**ИСХОДНЫЙ ТЕКСТ**.
▬▬▬
А.Чехов. «Чайка». Театральный Центр г. Удине и театр «Метастазио» г. Прато (Италия).
Режиссер Эймунтас Някрошюс, художник Мариус Някрошюс
«Чайка», поставленная Някрошюсом в Италии, начинается так лучезарно, летуче, сияюще, будто здесь собираются играть какую-то милую дачную безделушку. Шуточные сцены из жизни русской усадьбы прошлого века…
Итальянские артисты, певучие и легкие, темпераментно щебечут чеховский текст на своем мелодичном наречии, радостно галдят, словно чайки на птичьем базаре где-то на берегу лазурного моря. Пойди разбери — о чем галдят? «Грацио, синьора…» Явно не о том, что кто-то всегда ходит в черном и волочет свою жизнь, словно длинный шлейф. Здесь никто не собирается тащить жизнь волоком. Все как один подпрыгивают, протанцовывают, кружатся в летящих и скользящих «па». Балетный класс! И никаких тебе душевных сумерек!.. Спектакль поначалу будто бы не содержит никаких следов, фирменных знаков авторства Някрошюса. Никаких закодированных метафор, «заминированных» языческих символов, развешенных по стенам ружей, которые непременно должны выстрелить. Более того: никаких признаков чеховского мира поначалу! Радостная, витальная, искрящаяся атмосфера. Кажется, очутившись в Италии и вдохнув целебного тамошнего воздуха, сумрачный литовский гений позволил себе отвлечься на время от тяжких раздумий по поводу мира и человека и затеял упоительный и простодушный дачный театр — почему нет?
▬▬▬
**ЗАПИСИ НАБОРА ДАННЫХ**.

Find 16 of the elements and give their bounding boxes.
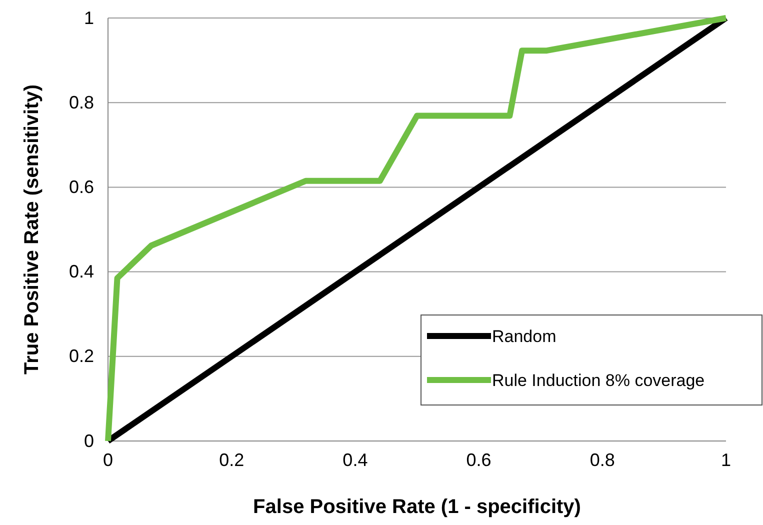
- legend-label: Rule Induction 8% coverage: [492, 371, 705, 390]
- legend-label: Random: [492, 327, 556, 346]
- y-tick-label: 0.6: [68, 176, 94, 197]
- x-tick-label: 1: [720, 450, 732, 470]
- y-tick-label: 0.2: [68, 346, 94, 366]
- x-tick-label: 0.6: [466, 450, 492, 470]
- y-tick-label: 1: [84, 8, 94, 28]
- x-tick-label: 0.4: [342, 450, 368, 470]
- y-axis-title: True Positive Rate (sensitivity): [21, 84, 43, 375]
- y-tick-label: 0: [84, 430, 94, 451]
- y-tick-label: 0.8: [68, 92, 94, 112]
- x-tick-label: 0.8: [590, 450, 615, 470]
- x-tick-label: 0: [102, 450, 114, 470]
- y-tick-label: 0.4: [68, 262, 94, 282]
- x-tick-label: 0.2: [219, 450, 244, 470]
- x-axis-title: False Positive Rate (1 - specificity): [253, 496, 581, 518]
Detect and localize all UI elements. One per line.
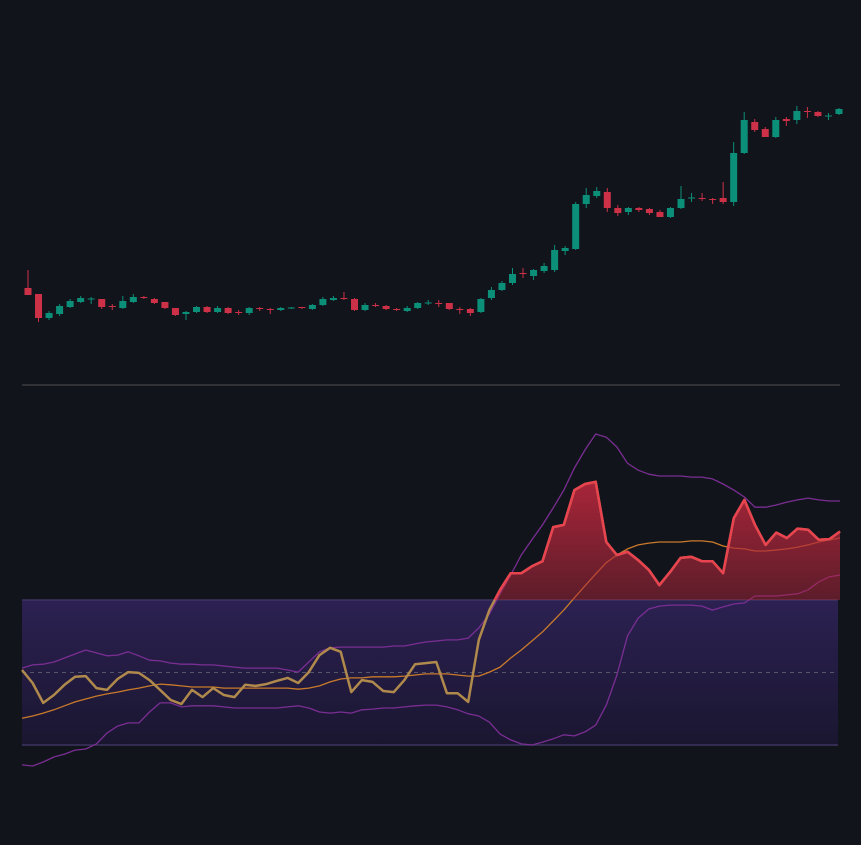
candle-body: [782, 119, 790, 121]
candle-body: [119, 301, 127, 308]
candle-body: [666, 208, 674, 217]
candle-body: [793, 111, 801, 120]
candle-body: [24, 288, 32, 295]
candle-body: [45, 313, 53, 318]
candle-body: [466, 309, 474, 313]
candle-body: [35, 294, 43, 318]
candle-body: [824, 115, 832, 117]
candle-body: [287, 307, 295, 309]
candle-body: [730, 153, 738, 202]
candle-body: [761, 129, 769, 137]
candle-body: [171, 308, 179, 315]
candle-body: [214, 308, 222, 312]
candle-body: [435, 303, 443, 304]
candle-body: [688, 197, 696, 199]
candle-body: [519, 273, 527, 274]
candle-body: [814, 112, 822, 116]
overbought-fill: [494, 481, 840, 600]
candle-body: [140, 297, 148, 298]
candle-body: [719, 198, 727, 202]
signal-line: [21, 537, 841, 719]
candle-body: [308, 305, 316, 309]
candle-body: [382, 306, 390, 309]
candle-body: [477, 299, 485, 312]
candle-body: [624, 208, 632, 212]
candle-body: [372, 305, 380, 306]
candle-body: [656, 212, 664, 217]
candle-body: [677, 199, 685, 208]
candle-body: [487, 290, 495, 298]
candle-body: [572, 204, 580, 249]
candle-body: [298, 307, 306, 308]
candle-body: [193, 307, 201, 312]
candle-body: [603, 192, 611, 208]
candle-body: [582, 195, 590, 204]
candle-body: [561, 248, 569, 251]
band-line: [21, 433, 840, 673]
candle-body: [393, 309, 401, 310]
candle-body: [530, 270, 538, 276]
candle-body: [56, 306, 64, 314]
candle-body: [540, 266, 548, 271]
candle-body: [266, 309, 274, 310]
candle-body: [635, 208, 643, 210]
candle-body: [424, 302, 432, 304]
candle-body: [614, 208, 622, 213]
candle-body: [108, 306, 116, 307]
candle-body: [87, 298, 95, 300]
band-line: [21, 574, 841, 767]
candle-body: [361, 305, 369, 310]
candle-body: [235, 312, 243, 313]
candle-body: [709, 199, 717, 200]
candle-body: [161, 302, 169, 308]
candle-body: [698, 198, 706, 199]
candle-body: [772, 120, 780, 137]
candle-body: [224, 308, 232, 313]
candle-body: [129, 297, 137, 302]
candle-body: [593, 191, 601, 196]
candle-body: [150, 299, 158, 303]
candle-body: [77, 298, 85, 302]
candle-body: [340, 298, 348, 299]
candle-body: [508, 274, 516, 283]
candle-body: [498, 283, 506, 290]
candle-body: [319, 299, 327, 305]
candle-body: [329, 298, 337, 300]
candle-body: [740, 120, 748, 153]
candle-body: [245, 308, 253, 313]
candle-body: [98, 299, 106, 307]
candle-body: [351, 299, 359, 310]
candle-body: [645, 209, 653, 213]
candle-body: [551, 250, 559, 270]
candle-body: [751, 122, 759, 130]
candle-body: [445, 303, 453, 309]
candle-body: [803, 111, 811, 112]
candle-body: [182, 312, 190, 314]
overbought-line: [493, 480, 841, 600]
candle-body: [66, 301, 74, 307]
candle-body: [456, 309, 464, 310]
candle-body: [203, 307, 211, 312]
candle-body: [414, 303, 422, 308]
candle-body: [256, 308, 264, 309]
candle-body: [277, 308, 285, 310]
candle-body: [403, 308, 411, 311]
candle-body: [835, 109, 843, 114]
▬▬▬
**ЗАДАНИЕ 1**. С кем в отзыве о спектакле «Чайка» сравниваются итальянские артисты, когда радостно галдят?
**ЗАДАНИЕ 2**. Напишите, что идет дальше в отзыве о спектакле «Чайка», начиная сразу после его последнего предложения.

**ОЖИДАЕМЫЙ ОТВЕТ 1**. С чайками на птичьем базаре где-то на берегу лазурного моря.

**ОЖИДАЕМЫЙ ОТВЕТ 2**.
Вместо колдовского озера — расставленные в ряд по сцене жестяные ведра с водой. Герои, засучив штаны, бодро, вприпрыжку бегут по этому «озеру», расплескивая воду… Любительский театрик Кости Треплева, где он собирается показать свою странную пьесу про Мировую Душу, похож на небольшую эстраду, украшенную сине-желтыми вертушками. Что-то детское, радостно-глупое в этих вертушках, приходящих в движение от ветра… Будто и не приближаются никакие красные глаза дьявола, да и вообще не назначено чеховским героям никаких серьезных катастроф… Бледную луну, которая напрасно зажигает свой фонарь, в этом театрике изображают при помощи… огромной сковородки. Рабочий сцены поднимет эту сковородку повыше, и на ее дне так и будет написано латинскими буквами: LUNA. Но эта «луна» недолго будет проплывать по небу, чуть позже смуглая черноволосая Маша опрокинет ее на землю и станет забавно раскручиваться на ней, пританцовывая… В общем, очаровательное, упоительное всеобщее дачное любительство!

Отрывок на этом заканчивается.